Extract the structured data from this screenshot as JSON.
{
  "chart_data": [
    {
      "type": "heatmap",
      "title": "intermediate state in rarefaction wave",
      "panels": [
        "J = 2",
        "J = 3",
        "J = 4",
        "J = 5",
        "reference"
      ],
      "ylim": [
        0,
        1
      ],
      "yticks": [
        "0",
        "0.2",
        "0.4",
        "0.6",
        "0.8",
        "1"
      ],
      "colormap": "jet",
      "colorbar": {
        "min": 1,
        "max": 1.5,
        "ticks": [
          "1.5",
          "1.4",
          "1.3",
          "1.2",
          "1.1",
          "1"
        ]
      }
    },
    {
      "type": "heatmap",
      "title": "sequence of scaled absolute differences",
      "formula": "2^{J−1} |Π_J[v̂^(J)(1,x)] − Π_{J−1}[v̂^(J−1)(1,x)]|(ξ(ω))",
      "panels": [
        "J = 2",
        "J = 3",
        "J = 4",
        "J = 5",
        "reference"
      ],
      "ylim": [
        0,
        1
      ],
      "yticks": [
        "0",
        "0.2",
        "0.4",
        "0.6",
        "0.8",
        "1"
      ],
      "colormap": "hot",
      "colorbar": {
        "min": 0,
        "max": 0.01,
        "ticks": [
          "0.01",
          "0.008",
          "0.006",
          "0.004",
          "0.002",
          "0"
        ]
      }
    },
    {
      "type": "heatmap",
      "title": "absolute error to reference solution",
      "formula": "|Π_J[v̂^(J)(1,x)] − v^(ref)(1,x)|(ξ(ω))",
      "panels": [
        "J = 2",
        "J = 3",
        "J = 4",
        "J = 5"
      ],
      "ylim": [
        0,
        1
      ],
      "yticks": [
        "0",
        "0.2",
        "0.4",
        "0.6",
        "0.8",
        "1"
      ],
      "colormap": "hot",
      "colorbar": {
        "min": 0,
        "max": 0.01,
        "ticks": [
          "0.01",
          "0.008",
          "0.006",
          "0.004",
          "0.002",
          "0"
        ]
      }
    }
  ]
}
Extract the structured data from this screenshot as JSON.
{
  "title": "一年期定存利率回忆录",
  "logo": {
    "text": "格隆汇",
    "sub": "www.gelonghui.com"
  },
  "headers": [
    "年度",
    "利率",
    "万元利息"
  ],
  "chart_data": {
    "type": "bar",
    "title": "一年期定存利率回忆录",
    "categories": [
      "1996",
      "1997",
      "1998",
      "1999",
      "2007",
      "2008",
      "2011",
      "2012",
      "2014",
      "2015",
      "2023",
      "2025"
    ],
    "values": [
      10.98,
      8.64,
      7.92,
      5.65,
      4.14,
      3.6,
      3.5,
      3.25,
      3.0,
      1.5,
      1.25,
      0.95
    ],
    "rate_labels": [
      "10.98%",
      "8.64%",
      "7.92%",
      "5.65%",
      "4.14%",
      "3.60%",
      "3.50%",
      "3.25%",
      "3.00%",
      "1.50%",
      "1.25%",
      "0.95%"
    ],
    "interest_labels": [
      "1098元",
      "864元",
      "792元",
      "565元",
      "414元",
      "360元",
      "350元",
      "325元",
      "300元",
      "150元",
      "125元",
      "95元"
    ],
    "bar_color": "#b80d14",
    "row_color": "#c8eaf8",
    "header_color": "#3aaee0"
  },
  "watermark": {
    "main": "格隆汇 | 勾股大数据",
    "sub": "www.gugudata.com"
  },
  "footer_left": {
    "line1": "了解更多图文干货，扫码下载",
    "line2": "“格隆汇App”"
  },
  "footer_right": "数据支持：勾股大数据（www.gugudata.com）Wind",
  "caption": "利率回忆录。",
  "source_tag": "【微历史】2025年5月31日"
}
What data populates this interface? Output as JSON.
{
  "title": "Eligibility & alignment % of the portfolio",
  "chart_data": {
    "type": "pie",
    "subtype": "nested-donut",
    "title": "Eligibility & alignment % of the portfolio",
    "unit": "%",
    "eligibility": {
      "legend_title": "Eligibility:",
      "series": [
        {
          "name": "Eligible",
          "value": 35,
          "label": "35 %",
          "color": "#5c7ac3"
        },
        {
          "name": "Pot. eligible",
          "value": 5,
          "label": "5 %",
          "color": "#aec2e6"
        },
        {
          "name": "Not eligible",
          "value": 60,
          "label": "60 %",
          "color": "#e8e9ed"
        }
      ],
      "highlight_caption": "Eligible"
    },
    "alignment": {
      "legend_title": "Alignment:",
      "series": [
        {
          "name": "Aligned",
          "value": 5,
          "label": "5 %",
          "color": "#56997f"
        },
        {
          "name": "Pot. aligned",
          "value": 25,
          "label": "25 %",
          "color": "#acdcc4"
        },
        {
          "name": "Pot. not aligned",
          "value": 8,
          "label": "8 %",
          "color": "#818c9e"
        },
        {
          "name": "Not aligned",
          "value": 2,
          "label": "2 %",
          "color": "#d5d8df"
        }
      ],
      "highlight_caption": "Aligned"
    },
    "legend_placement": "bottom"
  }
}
################
**TASK PROMPT:**
Look through the entries and return every line where "勾股大数据" appears.

**CORRECT OUTPUT:**
    "main": "格隆汇 | 勾股大数据",
  "footer_right": "数据支持：勾股大数据（www.gugudata.com）Wind",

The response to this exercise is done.